- _Descrição da tarefa_
Por favor, localize nos itens abaixo todas as linhas em que aparece a palavra "area" e copie cada uma delas.
# # #
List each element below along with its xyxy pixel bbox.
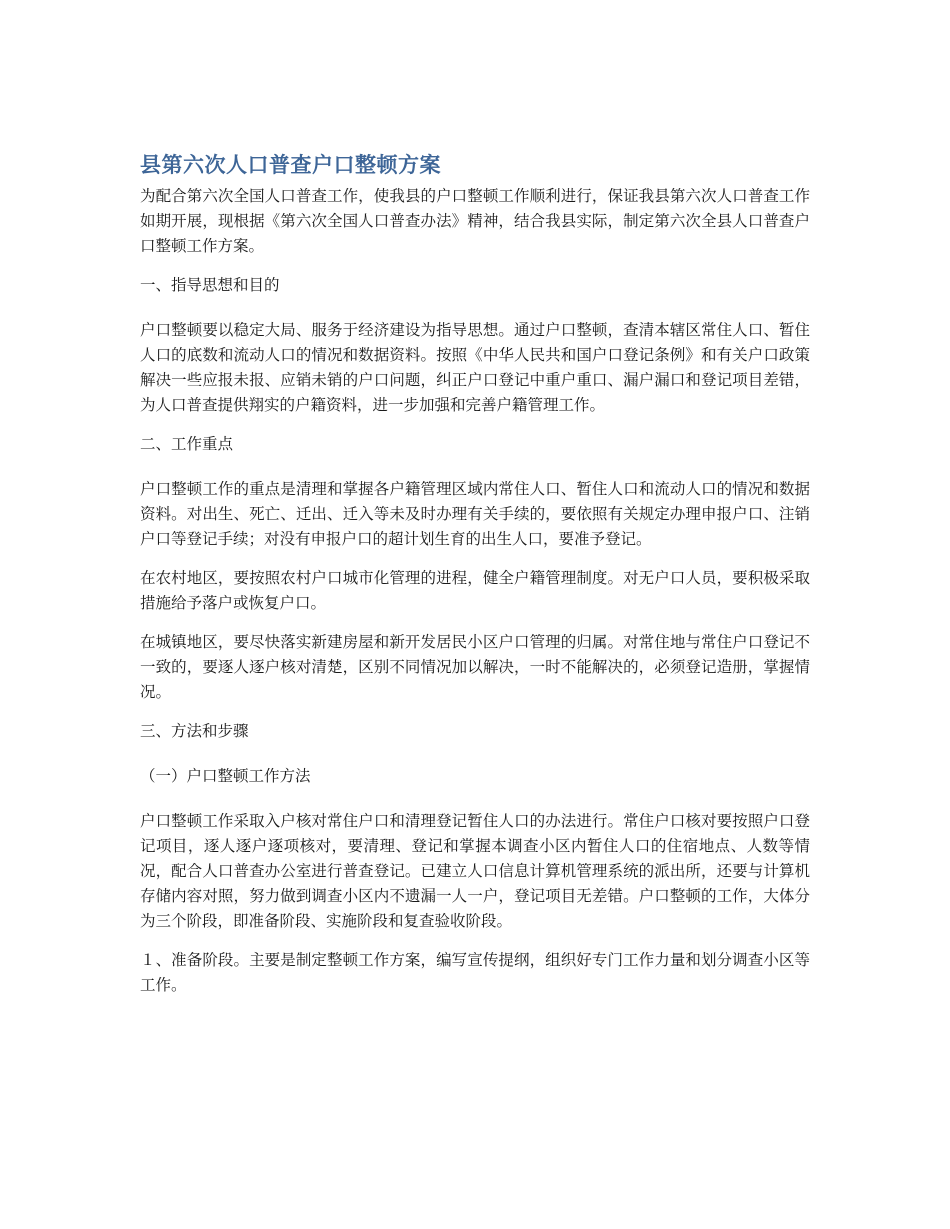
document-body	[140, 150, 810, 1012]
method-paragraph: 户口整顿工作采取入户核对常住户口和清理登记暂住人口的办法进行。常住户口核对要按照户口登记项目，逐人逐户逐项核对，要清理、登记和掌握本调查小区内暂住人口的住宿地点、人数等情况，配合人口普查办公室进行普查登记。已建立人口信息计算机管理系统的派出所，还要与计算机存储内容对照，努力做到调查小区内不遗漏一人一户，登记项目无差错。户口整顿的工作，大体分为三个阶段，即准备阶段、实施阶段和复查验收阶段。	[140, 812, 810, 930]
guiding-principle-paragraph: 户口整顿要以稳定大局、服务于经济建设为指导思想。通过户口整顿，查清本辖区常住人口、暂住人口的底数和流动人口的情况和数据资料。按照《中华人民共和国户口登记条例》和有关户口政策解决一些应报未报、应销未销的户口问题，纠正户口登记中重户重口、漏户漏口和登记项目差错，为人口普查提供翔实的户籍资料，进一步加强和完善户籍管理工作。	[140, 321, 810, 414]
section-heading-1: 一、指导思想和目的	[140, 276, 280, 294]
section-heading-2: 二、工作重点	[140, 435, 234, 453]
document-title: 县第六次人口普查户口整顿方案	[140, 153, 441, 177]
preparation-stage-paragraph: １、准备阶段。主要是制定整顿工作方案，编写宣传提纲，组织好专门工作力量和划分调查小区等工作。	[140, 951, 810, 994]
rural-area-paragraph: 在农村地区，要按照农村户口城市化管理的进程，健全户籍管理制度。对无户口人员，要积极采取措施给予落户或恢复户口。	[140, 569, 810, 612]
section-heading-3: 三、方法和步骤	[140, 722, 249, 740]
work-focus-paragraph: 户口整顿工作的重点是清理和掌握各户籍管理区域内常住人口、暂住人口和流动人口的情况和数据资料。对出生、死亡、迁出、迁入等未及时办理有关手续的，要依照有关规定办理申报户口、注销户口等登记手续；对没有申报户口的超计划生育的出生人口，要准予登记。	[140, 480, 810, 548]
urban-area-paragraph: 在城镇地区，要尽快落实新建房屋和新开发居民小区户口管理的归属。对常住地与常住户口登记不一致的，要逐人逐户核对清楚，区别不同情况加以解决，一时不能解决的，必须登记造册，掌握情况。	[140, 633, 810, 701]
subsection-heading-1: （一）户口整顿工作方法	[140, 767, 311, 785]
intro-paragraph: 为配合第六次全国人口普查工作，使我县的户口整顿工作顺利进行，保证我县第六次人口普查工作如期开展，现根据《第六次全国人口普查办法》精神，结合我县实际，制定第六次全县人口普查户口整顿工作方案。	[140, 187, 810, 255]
# # #
- _Resposta desenvolvida_
rural-area-paragraph: 在农村地区，要按照农村户口城市化管理的进程，健全户籍管理制度。对无户口人员，要积极采取措施给予落户或恢复户口。	[140, 569, 810, 612]
urban-area-paragraph: 在城镇地区，要尽快落实新建房屋和新开发居民小区户口管理的归属。对常住地与常住户口登记不一致的，要逐人逐户核对清楚，区别不同情况加以解决，一时不能解决的，必须登记造册，掌握情况。	[140, 633, 810, 701]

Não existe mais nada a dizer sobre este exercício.